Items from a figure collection
▼▼▼

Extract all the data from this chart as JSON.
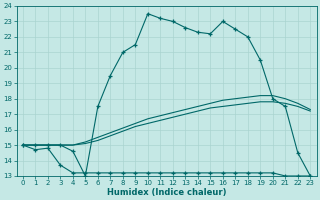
{
  "xlabel": "Humidex (Indice chaleur)",
  "bg_color": "#c5e8e5",
  "grid_color": "#aad4d0",
  "line_color": "#006868",
  "xlim": [
    -0.5,
    23.5
  ],
  "ylim": [
    13,
    24
  ],
  "xticks": [
    0,
    1,
    2,
    3,
    4,
    5,
    6,
    7,
    8,
    9,
    10,
    11,
    12,
    13,
    14,
    15,
    16,
    17,
    18,
    19,
    20,
    21,
    22,
    23
  ],
  "yticks": [
    13,
    14,
    15,
    16,
    17,
    18,
    19,
    20,
    21,
    22,
    23,
    24
  ],
  "curve_max_x": [
    0,
    1,
    2,
    3,
    4,
    5,
    6,
    7,
    8,
    9,
    10,
    11,
    12,
    13,
    14,
    15,
    16,
    17,
    18,
    19,
    20,
    21,
    22,
    23
  ],
  "curve_max_y": [
    15.0,
    15.0,
    15.0,
    15.0,
    14.6,
    13.0,
    17.5,
    19.5,
    21.0,
    21.5,
    23.5,
    23.2,
    23.0,
    22.6,
    22.3,
    22.2,
    23.0,
    22.5,
    22.0,
    20.5,
    18.0,
    17.5,
    14.5,
    13.0
  ],
  "curve_min_x": [
    0,
    1,
    2,
    3,
    4,
    5,
    6,
    7,
    8,
    9,
    10,
    11,
    12,
    13,
    14,
    15,
    16,
    17,
    18,
    19,
    20,
    21,
    22,
    23
  ],
  "curve_min_y": [
    15.0,
    14.7,
    14.8,
    13.7,
    13.2,
    13.2,
    13.2,
    13.2,
    13.2,
    13.2,
    13.2,
    13.2,
    13.2,
    13.2,
    13.2,
    13.2,
    13.2,
    13.2,
    13.2,
    13.2,
    13.2,
    13.0,
    13.0,
    13.0
  ],
  "curve_avg_x": [
    0,
    1,
    2,
    3,
    4,
    5,
    6,
    7,
    8,
    9,
    10,
    11,
    12,
    13,
    14,
    15,
    16,
    17,
    18,
    19,
    20,
    21,
    22,
    23
  ],
  "curve_avg_y": [
    15.0,
    15.0,
    15.0,
    15.0,
    15.0,
    15.1,
    15.3,
    15.6,
    15.9,
    16.2,
    16.4,
    16.6,
    16.8,
    17.0,
    17.2,
    17.4,
    17.5,
    17.6,
    17.7,
    17.8,
    17.8,
    17.7,
    17.5,
    17.2
  ],
  "curve_avg2_x": [
    0,
    1,
    2,
    3,
    4,
    5,
    6,
    7,
    8,
    9,
    10,
    11,
    12,
    13,
    14,
    15,
    16,
    17,
    18,
    19,
    20,
    21,
    22,
    23
  ],
  "curve_avg2_y": [
    15.0,
    15.0,
    15.0,
    15.0,
    15.0,
    15.2,
    15.5,
    15.8,
    16.1,
    16.4,
    16.7,
    16.9,
    17.1,
    17.3,
    17.5,
    17.7,
    17.9,
    18.0,
    18.1,
    18.2,
    18.2,
    18.0,
    17.7,
    17.3
  ]
}
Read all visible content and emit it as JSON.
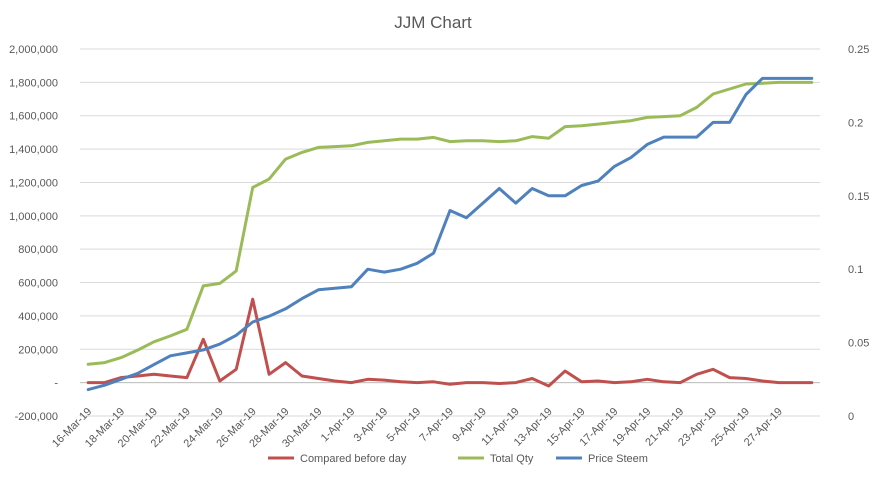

▲▲▲

### Exercise task
Lines that include the word "JSON" are to be extracted from the data above.

### Task response
Extract all the data from this chart as JSON.
Read all visible content and emit it as JSON.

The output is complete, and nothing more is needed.